begin Raw data

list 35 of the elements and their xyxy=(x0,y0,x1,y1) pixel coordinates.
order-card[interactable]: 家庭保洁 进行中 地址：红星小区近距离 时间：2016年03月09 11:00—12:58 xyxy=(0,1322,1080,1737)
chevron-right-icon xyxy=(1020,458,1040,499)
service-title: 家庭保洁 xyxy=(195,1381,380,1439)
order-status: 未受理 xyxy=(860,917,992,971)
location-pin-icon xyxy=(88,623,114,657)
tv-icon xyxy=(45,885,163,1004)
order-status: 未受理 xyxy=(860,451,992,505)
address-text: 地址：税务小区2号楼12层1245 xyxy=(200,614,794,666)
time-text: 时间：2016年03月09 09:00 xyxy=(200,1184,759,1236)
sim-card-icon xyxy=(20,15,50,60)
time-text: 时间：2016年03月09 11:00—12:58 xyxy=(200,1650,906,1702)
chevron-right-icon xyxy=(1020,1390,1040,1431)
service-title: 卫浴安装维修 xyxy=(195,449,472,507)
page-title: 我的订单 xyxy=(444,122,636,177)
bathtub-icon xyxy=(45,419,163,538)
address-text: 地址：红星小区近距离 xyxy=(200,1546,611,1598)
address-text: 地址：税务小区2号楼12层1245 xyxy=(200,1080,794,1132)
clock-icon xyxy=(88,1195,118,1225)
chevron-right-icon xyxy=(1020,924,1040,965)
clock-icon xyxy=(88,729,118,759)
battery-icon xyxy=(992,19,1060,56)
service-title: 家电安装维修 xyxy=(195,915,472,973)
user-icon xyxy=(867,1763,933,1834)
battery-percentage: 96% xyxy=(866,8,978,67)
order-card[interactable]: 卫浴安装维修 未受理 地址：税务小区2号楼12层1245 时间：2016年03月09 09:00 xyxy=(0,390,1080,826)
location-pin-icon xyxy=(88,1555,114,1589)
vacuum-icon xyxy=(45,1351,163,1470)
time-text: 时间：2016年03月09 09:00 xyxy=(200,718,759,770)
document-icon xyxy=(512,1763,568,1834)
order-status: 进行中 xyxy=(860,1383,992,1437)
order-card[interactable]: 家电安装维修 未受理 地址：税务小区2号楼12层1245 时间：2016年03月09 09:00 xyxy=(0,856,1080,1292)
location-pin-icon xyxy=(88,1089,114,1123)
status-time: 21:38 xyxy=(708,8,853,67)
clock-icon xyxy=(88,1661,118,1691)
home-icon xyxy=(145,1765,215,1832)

end Raw data

# [What is expected]
Rewrite the material above with every "chevron-right-icon" changed to "arrow-right-icon", keeping all else the same.

# [Output for this exercise]
list 35 of the elements and their xyxy=(x0,y0,x1,y1) pixel coordinates.
order-card[interactable]: 家庭保洁 进行中 地址：红星小区近距离 时间：2016年03月09 11:00—12:58 xyxy=(0,1322,1080,1737)
arrow-right-icon xyxy=(1020,458,1040,499)
service-title: 家庭保洁 xyxy=(195,1381,380,1439)
order-status: 未受理 xyxy=(860,917,992,971)
location-pin-icon xyxy=(88,623,114,657)
tv-icon xyxy=(45,885,163,1004)
order-status: 未受理 xyxy=(860,451,992,505)
address-text: 地址：税务小区2号楼12层1245 xyxy=(200,614,794,666)
time-text: 时间：2016年03月09 09:00 xyxy=(200,1184,759,1236)
sim-card-icon xyxy=(20,15,50,60)
time-text: 时间：2016年03月09 11:00—12:58 xyxy=(200,1650,906,1702)
arrow-right-icon xyxy=(1020,1390,1040,1431)
service-title: 卫浴安装维修 xyxy=(195,449,472,507)
page-title: 我的订单 xyxy=(444,122,636,177)
bathtub-icon xyxy=(45,419,163,538)
address-text: 地址：红星小区近距离 xyxy=(200,1546,611,1598)
address-text: 地址：税务小区2号楼12层1245 xyxy=(200,1080,794,1132)
clock-icon xyxy=(88,1195,118,1225)
arrow-right-icon xyxy=(1020,924,1040,965)
clock-icon xyxy=(88,729,118,759)
battery-icon xyxy=(992,19,1060,56)
service-title: 家电安装维修 xyxy=(195,915,472,973)
user-icon xyxy=(867,1763,933,1834)
battery-percentage: 96% xyxy=(866,8,978,67)
order-card[interactable]: 卫浴安装维修 未受理 地址：税务小区2号楼12层1245 时间：2016年03月09 09:00 xyxy=(0,390,1080,826)
location-pin-icon xyxy=(88,1555,114,1589)
vacuum-icon xyxy=(45,1351,163,1470)
time-text: 时间：2016年03月09 09:00 xyxy=(200,718,759,770)
document-icon xyxy=(512,1763,568,1834)
order-status: 进行中 xyxy=(860,1383,992,1437)
order-card[interactable]: 家电安装维修 未受理 地址：税务小区2号楼12层1245 时间：2016年03月09 09:00 xyxy=(0,856,1080,1292)
location-pin-icon xyxy=(88,1089,114,1123)
status-time: 21:38 xyxy=(708,8,853,67)
clock-icon xyxy=(88,1661,118,1691)
home-icon xyxy=(145,1765,215,1832)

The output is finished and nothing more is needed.